WHAT TO PRODUCE ::
Every record that follows should be printed verbatim.

Dataset items
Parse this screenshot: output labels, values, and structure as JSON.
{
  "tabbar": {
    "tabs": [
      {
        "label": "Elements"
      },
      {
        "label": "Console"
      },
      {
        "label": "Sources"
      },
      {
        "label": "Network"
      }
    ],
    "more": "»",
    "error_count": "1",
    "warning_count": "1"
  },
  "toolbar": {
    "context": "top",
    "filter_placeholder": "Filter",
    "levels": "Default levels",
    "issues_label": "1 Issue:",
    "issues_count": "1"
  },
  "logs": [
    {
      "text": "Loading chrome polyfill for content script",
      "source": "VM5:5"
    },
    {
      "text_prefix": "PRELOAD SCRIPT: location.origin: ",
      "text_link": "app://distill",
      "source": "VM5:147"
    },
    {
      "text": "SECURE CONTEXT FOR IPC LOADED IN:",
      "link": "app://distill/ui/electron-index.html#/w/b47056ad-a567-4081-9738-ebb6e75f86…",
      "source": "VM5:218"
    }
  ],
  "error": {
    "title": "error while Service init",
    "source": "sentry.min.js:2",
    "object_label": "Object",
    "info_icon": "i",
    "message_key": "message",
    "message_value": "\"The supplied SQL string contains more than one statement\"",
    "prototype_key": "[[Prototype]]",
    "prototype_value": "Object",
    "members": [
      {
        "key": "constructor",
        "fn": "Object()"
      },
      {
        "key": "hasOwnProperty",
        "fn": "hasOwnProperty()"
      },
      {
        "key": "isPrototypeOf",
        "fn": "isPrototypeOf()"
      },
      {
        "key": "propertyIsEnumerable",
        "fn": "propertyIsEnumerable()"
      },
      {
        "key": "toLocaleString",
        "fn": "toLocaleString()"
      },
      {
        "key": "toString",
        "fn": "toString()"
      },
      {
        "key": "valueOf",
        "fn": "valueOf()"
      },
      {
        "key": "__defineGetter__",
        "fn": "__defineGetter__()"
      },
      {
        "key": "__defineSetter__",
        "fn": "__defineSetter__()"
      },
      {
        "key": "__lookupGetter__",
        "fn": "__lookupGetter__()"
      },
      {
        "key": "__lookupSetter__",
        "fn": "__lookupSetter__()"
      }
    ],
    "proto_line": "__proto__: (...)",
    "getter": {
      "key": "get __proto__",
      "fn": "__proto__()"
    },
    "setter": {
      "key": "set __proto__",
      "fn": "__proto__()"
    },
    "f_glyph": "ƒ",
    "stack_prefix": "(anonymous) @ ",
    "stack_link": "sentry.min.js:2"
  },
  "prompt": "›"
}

OUTPUT OF THE TASK ::
Parse this screenshot: output labels, values, and structure as JSON.
{
  "tabbar": {
    "tabs": [
      {
        "label": "Elements"
      },
      {
        "label": "Console"
      },
      {
        "label": "Sources"
      },
      {
        "label": "Network"
      }
    ],
    "more": "»",
    "error_count": "1",
    "warning_count": "1"
  },
  "toolbar": {
    "context": "top",
    "filter_placeholder": "Filter",
    "levels": "Default levels",
    "issues_label": "1 Issue:",
    "issues_count": "1"
  },
  "logs": [
    {
      "text": "Loading chrome polyfill for content script",
      "source": "VM5:5"
    },
    {
      "text_prefix": "PRELOAD SCRIPT: location.origin: ",
      "text_link": "app://distill",
      "source": "VM5:147"
    },
    {
      "text": "SECURE CONTEXT FOR IPC LOADED IN:",
      "link": "app://distill/ui/electron-index.html#/w/b47056ad-a567-4081-9738-ebb6e75f86…",
      "source": "VM5:218"
    }
  ],
  "error": {
    "title": "error while Service init",
    "source": "sentry.min.js:2",
    "object_label": "Object",
    "info_icon": "i",
    "message_key": "message",
    "message_value": "\"The supplied SQL string contains more than one statement\"",
    "prototype_key": "[[Prototype]]",
    "prototype_value": "Object",
    "members": [
      {
        "key": "constructor",
        "fn": "Object()"
      },
      {
        "key": "hasOwnProperty",
        "fn": "hasOwnProperty()"
      },
      {
        "key": "isPrototypeOf",
        "fn": "isPrototypeOf()"
      },
      {
        "key": "propertyIsEnumerable",
        "fn": "propertyIsEnumerable()"
      },
      {
        "key": "toLocaleString",
        "fn": "toLocaleString()"
      },
      {
        "key": "toString",
        "fn": "toString()"
      },
      {
        "key": "valueOf",
        "fn": "valueOf()"
      },
      {
        "key": "__defineGetter__",
        "fn": "__defineGetter__()"
      },
      {
        "key": "__defineSetter__",
        "fn": "__defineSetter__()"
      },
      {
        "key": "__lookupGetter__",
        "fn": "__lookupGetter__()"
      },
      {
        "key": "__lookupSetter__",
        "fn": "__lookupSetter__()"
      }
    ],
    "proto_line": "__proto__: (...)",
    "getter": {
      "key": "get __proto__",
      "fn": "__proto__()"
    },
    "setter": {
      "key": "set __proto__",
      "fn": "__proto__()"
    },
    "f_glyph": "ƒ",
    "stack_prefix": "(anonymous) @ ",
    "stack_link": "sentry.min.js:2"
  },
  "prompt": "›"
}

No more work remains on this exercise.